▸ **Data extract**:

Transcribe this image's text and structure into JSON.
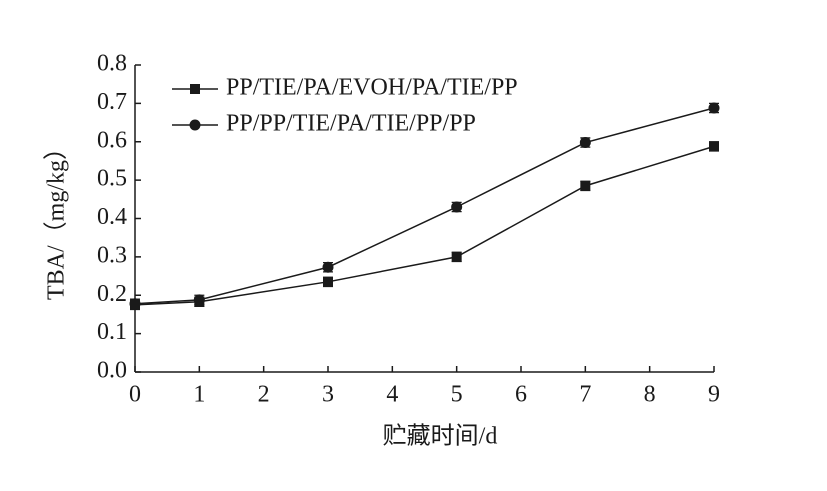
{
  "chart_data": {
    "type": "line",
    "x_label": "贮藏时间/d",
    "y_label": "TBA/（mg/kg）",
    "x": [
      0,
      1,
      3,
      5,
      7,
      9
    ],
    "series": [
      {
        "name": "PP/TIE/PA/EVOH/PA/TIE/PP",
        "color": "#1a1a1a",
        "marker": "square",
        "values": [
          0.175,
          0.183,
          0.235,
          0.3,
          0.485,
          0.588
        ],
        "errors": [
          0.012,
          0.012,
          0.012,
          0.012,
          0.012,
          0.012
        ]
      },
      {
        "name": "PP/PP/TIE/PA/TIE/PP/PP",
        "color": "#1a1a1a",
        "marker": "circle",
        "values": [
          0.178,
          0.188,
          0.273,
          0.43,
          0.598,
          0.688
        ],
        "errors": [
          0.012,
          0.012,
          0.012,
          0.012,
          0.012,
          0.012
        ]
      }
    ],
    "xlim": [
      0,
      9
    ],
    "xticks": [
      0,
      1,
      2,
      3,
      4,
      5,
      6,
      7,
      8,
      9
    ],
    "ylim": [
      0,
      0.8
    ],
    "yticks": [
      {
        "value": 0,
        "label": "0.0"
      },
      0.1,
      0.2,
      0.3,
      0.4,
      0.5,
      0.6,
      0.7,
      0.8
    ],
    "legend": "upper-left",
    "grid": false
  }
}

▸ **Exercise prompt**:
The records above need to be restated word for word, with the pictures left out.

▸ **Answer to the task**:
Transcribe this image's text and structure into JSON.
{
  "chart_data": {
    "type": "line",
    "x_label": "贮藏时间/d",
    "y_label": "TBA/（mg/kg）",
    "x": [
      0,
      1,
      3,
      5,
      7,
      9
    ],
    "series": [
      {
        "name": "PP/TIE/PA/EVOH/PA/TIE/PP",
        "color": "#1a1a1a",
        "marker": "square",
        "values": [
          0.175,
          0.183,
          0.235,
          0.3,
          0.485,
          0.588
        ],
        "errors": [
          0.012,
          0.012,
          0.012,
          0.012,
          0.012,
          0.012
        ]
      },
      {
        "name": "PP/PP/TIE/PA/TIE/PP/PP",
        "color": "#1a1a1a",
        "marker": "circle",
        "values": [
          0.178,
          0.188,
          0.273,
          0.43,
          0.598,
          0.688
        ],
        "errors": [
          0.012,
          0.012,
          0.012,
          0.012,
          0.012,
          0.012
        ]
      }
    ],
    "xlim": [
      0,
      9
    ],
    "xticks": [
      0,
      1,
      2,
      3,
      4,
      5,
      6,
      7,
      8,
      9
    ],
    "ylim": [
      0,
      0.8
    ],
    "yticks": [
      {
        "value": 0,
        "label": "0.0"
      },
      0.1,
      0.2,
      0.3,
      0.4,
      0.5,
      0.6,
      0.7,
      0.8
    ],
    "legend": "upper-left",
    "grid": false
  }
}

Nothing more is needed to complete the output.